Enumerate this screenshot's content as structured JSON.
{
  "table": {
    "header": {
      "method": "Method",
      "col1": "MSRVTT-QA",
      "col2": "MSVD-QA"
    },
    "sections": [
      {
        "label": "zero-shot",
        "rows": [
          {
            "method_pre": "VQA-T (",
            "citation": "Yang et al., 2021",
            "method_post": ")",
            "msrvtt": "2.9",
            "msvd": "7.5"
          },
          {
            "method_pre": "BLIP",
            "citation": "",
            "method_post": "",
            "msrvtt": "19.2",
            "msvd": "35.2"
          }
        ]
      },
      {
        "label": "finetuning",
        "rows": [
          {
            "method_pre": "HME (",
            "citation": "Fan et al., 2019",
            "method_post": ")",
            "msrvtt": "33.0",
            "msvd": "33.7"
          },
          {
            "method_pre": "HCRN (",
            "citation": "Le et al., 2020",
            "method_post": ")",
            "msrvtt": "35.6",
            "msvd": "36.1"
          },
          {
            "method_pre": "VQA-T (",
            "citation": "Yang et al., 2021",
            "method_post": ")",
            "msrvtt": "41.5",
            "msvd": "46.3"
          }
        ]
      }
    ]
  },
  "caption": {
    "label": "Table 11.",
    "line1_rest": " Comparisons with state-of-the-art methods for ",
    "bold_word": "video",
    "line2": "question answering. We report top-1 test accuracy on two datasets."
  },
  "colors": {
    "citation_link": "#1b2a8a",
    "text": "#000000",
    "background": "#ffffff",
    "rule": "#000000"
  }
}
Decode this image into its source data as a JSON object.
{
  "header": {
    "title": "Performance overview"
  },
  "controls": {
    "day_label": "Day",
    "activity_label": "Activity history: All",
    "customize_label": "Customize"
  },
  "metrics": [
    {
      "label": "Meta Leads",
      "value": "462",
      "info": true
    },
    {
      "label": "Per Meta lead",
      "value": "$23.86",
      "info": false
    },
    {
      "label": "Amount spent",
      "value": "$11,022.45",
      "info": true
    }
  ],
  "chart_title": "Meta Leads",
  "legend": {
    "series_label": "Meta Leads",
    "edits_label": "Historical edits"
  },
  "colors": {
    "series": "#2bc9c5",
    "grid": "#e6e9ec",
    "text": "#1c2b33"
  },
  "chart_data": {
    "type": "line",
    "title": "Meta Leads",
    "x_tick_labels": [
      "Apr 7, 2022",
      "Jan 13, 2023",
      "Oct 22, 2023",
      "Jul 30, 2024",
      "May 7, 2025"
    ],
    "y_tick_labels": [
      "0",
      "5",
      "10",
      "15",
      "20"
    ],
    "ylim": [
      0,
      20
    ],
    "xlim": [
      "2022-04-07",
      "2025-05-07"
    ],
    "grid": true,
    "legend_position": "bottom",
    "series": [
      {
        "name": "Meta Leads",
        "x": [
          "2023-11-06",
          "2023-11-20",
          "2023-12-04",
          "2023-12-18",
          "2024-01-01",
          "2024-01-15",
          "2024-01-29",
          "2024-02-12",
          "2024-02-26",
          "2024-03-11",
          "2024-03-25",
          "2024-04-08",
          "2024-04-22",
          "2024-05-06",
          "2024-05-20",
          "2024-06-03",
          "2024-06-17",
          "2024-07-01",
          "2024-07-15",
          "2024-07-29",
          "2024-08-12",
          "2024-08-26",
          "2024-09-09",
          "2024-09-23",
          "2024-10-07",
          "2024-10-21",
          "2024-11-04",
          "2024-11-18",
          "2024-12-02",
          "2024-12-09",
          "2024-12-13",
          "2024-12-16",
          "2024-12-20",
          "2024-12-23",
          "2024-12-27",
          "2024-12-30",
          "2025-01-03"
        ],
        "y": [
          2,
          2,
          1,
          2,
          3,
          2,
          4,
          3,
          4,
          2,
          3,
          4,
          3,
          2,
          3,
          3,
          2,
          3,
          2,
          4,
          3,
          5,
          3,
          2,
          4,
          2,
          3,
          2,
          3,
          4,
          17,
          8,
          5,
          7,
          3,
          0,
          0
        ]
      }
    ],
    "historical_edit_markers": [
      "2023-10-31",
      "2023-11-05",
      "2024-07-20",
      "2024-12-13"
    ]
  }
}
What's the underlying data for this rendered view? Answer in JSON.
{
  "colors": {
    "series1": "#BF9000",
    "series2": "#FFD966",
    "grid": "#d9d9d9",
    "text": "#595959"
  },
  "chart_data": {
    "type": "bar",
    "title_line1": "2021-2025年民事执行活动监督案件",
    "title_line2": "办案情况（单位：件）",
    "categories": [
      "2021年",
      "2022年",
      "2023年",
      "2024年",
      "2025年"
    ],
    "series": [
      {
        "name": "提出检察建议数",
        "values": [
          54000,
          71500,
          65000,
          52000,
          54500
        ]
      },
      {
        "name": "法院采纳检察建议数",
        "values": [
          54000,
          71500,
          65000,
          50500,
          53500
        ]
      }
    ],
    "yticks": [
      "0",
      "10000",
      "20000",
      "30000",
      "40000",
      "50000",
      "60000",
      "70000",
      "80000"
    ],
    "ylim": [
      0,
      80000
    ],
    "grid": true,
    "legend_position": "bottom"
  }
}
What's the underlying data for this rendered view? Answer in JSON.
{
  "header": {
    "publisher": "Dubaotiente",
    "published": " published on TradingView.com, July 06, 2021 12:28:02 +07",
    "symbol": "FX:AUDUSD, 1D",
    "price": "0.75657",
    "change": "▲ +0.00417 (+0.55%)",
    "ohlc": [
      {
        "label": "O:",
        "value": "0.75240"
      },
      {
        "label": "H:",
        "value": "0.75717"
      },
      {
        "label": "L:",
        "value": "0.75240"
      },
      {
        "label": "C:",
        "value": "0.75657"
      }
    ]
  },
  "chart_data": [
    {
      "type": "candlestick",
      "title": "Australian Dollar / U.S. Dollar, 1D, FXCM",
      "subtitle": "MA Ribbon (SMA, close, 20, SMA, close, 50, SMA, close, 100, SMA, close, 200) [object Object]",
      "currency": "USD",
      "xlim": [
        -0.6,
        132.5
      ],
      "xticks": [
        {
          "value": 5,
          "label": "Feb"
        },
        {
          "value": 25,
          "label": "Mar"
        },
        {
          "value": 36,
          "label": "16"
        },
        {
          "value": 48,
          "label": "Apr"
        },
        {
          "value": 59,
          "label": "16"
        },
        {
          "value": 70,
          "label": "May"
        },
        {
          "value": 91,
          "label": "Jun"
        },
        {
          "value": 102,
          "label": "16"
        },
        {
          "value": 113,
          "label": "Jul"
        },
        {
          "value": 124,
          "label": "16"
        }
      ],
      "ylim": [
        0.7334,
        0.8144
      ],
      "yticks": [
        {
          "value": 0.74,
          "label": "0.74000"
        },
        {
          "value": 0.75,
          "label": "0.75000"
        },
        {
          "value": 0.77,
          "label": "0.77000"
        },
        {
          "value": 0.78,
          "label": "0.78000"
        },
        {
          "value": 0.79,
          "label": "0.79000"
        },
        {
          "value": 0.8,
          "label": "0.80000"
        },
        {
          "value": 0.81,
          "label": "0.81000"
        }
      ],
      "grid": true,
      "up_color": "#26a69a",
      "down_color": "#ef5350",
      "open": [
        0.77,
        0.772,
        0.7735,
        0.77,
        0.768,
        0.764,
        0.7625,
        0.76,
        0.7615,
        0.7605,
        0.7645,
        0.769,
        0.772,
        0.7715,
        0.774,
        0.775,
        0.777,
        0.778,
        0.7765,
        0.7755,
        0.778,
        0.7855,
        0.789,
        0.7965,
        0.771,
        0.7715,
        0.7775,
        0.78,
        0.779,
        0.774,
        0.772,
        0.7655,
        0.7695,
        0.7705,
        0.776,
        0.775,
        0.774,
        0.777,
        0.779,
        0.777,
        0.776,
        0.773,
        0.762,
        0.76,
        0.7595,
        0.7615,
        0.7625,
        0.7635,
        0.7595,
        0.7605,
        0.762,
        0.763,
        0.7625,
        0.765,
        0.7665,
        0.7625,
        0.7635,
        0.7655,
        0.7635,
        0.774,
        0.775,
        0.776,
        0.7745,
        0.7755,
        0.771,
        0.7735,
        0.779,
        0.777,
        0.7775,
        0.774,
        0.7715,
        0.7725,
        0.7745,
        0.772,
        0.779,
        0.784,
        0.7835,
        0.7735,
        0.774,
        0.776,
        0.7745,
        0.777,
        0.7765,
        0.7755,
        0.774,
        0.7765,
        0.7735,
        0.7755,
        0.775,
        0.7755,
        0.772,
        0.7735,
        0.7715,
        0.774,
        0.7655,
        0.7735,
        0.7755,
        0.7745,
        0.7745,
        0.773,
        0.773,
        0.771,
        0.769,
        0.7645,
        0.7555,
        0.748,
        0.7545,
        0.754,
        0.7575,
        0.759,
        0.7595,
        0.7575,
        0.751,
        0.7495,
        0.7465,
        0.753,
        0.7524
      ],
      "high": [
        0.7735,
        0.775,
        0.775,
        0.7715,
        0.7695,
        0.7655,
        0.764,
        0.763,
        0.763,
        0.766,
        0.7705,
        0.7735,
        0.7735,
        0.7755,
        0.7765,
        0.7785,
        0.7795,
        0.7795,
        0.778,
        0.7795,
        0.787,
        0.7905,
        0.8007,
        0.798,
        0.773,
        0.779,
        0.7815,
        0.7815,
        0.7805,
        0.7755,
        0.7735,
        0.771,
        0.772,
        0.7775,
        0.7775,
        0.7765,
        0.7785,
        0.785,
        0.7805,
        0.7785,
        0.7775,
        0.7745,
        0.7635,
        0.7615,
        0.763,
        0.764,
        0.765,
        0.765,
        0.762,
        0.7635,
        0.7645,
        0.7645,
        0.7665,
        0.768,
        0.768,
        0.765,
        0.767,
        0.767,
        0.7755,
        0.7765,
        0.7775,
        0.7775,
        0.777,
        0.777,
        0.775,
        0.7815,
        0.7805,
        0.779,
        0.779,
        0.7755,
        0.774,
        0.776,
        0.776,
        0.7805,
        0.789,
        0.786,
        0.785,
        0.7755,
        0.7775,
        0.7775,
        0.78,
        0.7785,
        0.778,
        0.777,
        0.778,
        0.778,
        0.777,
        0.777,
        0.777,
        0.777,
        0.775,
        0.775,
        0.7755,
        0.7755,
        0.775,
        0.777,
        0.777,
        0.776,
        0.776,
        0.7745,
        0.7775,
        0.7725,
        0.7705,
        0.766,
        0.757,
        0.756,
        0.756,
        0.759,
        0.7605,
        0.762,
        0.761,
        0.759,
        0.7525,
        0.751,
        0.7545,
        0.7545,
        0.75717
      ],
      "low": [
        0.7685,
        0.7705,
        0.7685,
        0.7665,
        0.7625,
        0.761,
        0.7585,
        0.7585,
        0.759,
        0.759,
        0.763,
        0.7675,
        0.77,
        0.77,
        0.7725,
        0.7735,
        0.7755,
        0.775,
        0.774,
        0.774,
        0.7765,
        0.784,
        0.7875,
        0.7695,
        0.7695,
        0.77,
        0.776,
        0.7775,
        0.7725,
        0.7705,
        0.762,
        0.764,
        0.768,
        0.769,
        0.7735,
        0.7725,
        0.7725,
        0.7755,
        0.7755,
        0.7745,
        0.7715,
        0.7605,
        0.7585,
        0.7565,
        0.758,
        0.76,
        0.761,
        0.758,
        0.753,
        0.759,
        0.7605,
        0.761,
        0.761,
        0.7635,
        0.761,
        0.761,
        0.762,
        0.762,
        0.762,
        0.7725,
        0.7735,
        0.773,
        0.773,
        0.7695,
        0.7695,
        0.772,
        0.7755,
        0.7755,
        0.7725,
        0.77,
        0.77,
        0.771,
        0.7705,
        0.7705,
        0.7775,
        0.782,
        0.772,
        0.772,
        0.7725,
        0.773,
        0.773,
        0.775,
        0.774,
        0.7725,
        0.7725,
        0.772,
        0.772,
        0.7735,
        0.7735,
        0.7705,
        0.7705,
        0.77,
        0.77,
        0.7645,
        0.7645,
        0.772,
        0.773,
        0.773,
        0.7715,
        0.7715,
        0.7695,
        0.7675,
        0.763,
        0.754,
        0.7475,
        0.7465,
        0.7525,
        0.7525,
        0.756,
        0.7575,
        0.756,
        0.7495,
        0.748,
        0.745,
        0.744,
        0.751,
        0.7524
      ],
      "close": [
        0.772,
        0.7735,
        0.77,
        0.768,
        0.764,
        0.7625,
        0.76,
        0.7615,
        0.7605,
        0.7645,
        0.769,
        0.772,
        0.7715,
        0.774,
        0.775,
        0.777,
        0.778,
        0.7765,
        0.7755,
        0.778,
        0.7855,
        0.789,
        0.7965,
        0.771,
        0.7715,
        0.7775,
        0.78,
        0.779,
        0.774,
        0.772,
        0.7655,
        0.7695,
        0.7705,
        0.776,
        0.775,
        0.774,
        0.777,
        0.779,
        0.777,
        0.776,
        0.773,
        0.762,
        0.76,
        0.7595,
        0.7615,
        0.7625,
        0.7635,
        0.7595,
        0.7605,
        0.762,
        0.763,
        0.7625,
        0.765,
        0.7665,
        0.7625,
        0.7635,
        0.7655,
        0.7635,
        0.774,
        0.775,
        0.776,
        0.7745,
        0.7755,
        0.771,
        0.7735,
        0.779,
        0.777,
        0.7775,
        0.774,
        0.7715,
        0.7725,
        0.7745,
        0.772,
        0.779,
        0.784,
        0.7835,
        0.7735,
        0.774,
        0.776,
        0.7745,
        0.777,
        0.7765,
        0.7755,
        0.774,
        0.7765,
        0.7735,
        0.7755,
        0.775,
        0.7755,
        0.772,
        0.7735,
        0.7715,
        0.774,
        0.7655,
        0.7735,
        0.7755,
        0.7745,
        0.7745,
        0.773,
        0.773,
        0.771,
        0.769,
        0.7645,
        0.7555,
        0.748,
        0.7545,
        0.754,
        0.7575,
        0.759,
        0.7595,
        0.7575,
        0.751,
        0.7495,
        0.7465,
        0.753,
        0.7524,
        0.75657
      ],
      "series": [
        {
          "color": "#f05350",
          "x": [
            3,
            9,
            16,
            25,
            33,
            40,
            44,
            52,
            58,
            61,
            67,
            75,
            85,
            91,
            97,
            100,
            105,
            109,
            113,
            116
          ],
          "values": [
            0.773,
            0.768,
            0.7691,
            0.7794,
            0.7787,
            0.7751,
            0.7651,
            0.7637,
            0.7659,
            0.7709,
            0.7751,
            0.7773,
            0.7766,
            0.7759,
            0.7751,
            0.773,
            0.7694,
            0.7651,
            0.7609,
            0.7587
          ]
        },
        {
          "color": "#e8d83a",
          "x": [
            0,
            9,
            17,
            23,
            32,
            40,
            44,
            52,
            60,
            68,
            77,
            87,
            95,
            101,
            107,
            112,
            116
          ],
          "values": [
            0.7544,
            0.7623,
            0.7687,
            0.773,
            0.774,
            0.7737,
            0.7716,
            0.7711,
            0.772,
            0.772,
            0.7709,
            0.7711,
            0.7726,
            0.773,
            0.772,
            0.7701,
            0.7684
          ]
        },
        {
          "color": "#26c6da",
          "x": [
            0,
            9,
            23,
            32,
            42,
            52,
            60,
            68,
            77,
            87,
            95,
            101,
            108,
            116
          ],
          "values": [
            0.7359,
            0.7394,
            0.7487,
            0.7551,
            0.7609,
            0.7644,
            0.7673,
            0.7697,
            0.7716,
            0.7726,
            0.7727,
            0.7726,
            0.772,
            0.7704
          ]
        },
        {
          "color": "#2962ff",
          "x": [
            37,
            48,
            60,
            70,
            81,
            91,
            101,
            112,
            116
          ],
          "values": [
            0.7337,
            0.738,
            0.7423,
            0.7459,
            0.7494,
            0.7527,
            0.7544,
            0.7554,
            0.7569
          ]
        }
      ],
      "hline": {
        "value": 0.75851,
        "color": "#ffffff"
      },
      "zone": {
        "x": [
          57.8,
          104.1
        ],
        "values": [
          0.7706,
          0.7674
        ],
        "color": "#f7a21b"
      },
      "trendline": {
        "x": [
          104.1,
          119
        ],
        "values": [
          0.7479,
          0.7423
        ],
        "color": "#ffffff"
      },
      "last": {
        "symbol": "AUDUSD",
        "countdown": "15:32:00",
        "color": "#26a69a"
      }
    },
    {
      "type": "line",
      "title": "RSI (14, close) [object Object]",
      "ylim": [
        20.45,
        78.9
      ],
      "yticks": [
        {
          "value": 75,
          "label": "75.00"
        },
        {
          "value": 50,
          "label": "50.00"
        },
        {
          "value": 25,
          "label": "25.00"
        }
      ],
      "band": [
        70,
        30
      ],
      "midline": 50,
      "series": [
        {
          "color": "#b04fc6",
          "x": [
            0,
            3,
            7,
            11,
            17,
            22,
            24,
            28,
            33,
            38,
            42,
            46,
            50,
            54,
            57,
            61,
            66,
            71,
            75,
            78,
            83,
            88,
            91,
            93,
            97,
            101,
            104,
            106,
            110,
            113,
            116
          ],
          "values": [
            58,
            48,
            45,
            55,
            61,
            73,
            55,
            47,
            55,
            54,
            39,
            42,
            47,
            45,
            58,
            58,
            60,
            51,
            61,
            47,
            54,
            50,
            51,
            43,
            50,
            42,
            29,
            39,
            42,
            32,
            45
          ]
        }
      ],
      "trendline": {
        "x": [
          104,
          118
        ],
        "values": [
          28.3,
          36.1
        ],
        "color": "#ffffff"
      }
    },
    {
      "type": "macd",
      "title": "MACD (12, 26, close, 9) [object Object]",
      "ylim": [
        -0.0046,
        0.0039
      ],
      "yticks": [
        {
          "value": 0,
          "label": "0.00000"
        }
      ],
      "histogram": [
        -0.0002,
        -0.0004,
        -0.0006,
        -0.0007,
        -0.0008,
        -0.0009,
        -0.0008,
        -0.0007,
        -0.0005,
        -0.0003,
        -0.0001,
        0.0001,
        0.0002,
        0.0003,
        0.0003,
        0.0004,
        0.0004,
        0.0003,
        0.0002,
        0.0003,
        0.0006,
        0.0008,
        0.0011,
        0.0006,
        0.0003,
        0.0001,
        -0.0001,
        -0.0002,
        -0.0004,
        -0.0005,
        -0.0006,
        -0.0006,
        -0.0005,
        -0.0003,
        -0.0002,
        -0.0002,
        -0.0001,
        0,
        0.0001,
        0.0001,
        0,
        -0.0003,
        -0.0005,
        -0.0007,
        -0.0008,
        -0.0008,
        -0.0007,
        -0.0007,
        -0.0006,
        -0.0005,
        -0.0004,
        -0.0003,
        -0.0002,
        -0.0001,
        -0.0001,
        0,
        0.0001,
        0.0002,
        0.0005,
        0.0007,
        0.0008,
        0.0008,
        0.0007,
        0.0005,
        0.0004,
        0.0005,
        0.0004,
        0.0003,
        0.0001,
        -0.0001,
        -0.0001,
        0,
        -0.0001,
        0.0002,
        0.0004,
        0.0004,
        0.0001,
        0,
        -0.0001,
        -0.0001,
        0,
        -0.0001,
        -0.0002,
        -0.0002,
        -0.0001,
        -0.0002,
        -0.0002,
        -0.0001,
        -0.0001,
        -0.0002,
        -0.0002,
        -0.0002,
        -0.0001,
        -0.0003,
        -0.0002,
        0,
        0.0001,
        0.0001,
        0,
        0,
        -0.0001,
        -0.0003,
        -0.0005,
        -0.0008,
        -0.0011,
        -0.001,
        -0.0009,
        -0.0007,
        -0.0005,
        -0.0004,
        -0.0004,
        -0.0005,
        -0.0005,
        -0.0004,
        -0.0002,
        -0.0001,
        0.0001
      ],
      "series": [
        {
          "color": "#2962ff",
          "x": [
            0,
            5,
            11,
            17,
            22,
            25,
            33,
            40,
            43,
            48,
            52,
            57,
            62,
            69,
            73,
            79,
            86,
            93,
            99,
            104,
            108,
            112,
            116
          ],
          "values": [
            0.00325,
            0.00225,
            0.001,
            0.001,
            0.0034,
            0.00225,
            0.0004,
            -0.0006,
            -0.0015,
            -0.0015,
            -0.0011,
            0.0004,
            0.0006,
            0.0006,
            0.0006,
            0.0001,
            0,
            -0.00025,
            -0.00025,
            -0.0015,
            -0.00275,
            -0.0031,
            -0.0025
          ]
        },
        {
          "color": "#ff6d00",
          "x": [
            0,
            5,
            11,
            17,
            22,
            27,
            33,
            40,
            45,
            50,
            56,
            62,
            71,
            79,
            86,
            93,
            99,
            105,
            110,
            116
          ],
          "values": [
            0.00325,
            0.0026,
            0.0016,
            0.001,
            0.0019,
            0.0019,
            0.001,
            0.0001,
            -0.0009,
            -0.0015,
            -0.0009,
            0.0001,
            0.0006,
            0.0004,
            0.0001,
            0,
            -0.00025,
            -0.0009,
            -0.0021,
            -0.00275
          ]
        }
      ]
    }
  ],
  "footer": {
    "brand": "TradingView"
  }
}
■ ■ ■ ■ ■
Pull out every line in the data above that has the word "close".

      "subtitle": "MA Ribbon (SMA, close, 20, SMA, close, 50, SMA, close, 100, SMA, close, 200) [object Object]",
      "close": [
      "title": "RSI (14, close) [object Object]",
      "title": "MACD (12, 26, close, 9) [object Object]",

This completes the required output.